SHORT PROBLEM: Sort through the data and copy the lines holding the word "коэффициенту".

MATERIAL PROVIDED:
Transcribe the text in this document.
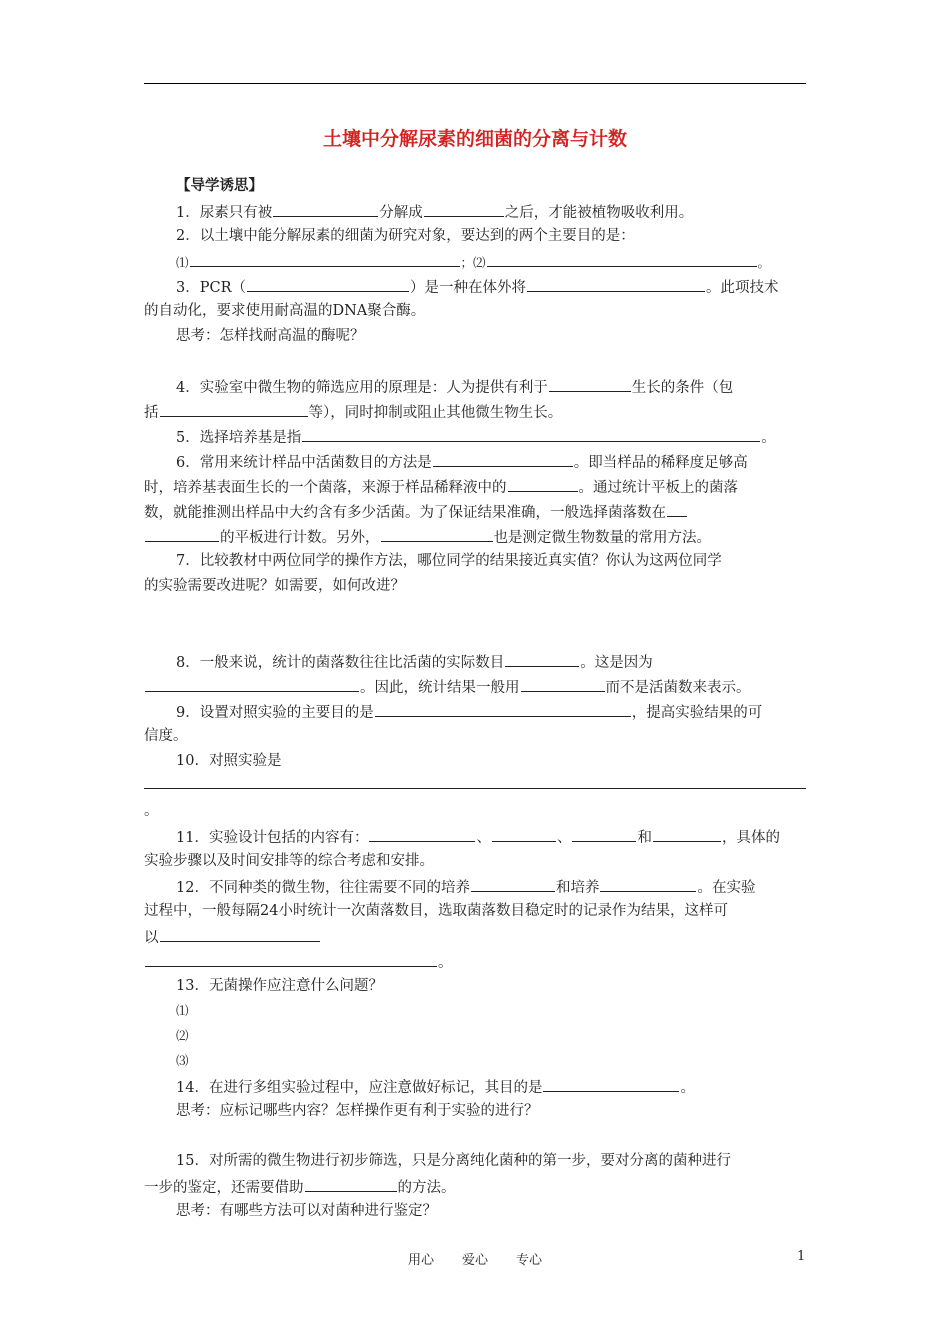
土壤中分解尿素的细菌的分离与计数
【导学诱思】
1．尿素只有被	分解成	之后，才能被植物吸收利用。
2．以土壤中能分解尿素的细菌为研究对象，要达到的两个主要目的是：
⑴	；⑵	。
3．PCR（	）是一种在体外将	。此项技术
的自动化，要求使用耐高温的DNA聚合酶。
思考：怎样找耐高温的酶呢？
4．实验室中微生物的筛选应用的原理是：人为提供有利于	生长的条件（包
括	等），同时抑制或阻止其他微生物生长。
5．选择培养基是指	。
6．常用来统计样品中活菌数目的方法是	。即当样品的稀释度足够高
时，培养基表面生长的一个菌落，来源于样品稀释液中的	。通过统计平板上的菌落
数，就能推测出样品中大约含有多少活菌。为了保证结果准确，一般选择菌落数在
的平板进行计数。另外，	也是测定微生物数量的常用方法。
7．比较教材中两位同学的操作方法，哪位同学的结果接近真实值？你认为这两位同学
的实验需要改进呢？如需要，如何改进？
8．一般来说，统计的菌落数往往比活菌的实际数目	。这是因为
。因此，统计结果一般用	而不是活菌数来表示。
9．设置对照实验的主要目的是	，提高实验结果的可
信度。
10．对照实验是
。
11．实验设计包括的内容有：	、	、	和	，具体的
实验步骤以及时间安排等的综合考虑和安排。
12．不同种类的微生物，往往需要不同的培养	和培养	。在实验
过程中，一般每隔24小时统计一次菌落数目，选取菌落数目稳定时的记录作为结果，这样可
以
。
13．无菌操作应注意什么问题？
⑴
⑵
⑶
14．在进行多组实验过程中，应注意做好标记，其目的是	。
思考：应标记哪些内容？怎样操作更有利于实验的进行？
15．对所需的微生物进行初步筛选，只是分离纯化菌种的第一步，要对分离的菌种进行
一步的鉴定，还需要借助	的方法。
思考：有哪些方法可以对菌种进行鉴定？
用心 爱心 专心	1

--

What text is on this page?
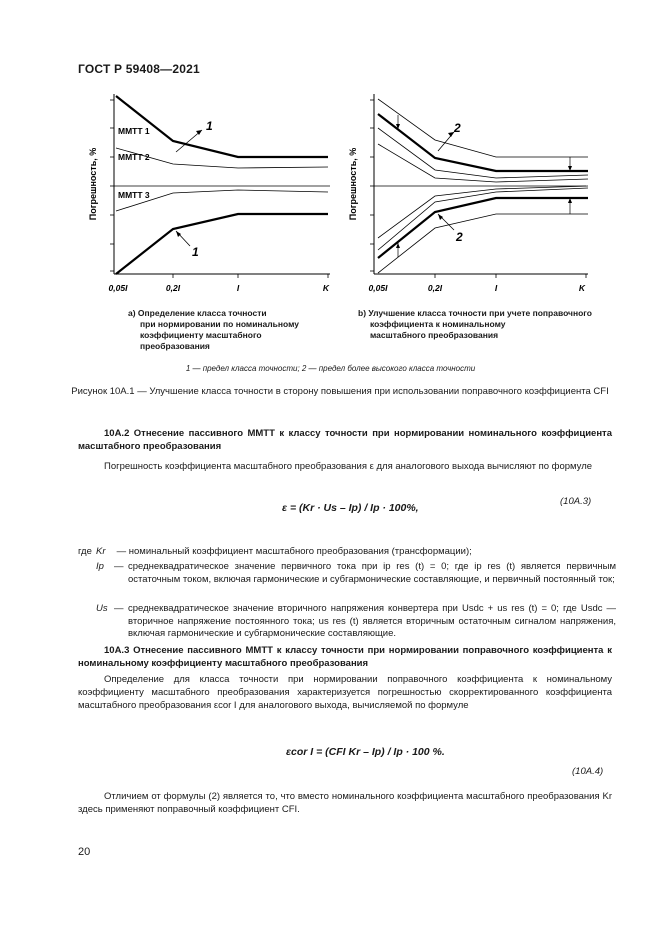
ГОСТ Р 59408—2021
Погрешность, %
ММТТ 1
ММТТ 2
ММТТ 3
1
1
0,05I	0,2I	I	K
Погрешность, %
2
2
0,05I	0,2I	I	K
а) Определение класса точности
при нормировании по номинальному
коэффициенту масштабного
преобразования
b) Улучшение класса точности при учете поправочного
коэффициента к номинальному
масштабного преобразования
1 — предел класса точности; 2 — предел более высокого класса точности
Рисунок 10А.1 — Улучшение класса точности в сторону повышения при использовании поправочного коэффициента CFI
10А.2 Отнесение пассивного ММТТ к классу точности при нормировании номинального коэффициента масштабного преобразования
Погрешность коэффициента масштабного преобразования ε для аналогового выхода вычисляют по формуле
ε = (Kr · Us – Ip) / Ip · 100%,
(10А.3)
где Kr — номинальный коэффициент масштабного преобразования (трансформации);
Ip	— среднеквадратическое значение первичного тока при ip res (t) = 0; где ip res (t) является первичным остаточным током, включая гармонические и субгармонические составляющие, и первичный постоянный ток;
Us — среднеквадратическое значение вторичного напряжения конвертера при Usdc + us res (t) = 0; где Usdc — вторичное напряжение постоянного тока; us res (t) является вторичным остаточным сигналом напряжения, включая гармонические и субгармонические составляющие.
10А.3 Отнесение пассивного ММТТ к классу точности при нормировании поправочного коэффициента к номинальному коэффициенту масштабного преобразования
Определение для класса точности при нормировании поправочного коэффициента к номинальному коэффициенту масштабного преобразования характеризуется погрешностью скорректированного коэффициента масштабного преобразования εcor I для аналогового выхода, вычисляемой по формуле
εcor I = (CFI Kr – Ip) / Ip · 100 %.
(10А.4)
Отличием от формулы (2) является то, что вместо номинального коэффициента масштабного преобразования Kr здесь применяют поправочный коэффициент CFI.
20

EXERCISE SOLUTION:
коэффициенту масштабного
10А.3 Отнесение пассивного ММТТ к классу точности при нормировании поправочного коэффициента к номинальному коэффициенту масштабного преобразования
Определение для класса точности при нормировании поправочного коэффициента к номинальному коэффициенту масштабного преобразования характеризуется погрешностью скорректированного коэффициента масштабного преобразования εcor I для аналогового выхода, вычисляемой по формуле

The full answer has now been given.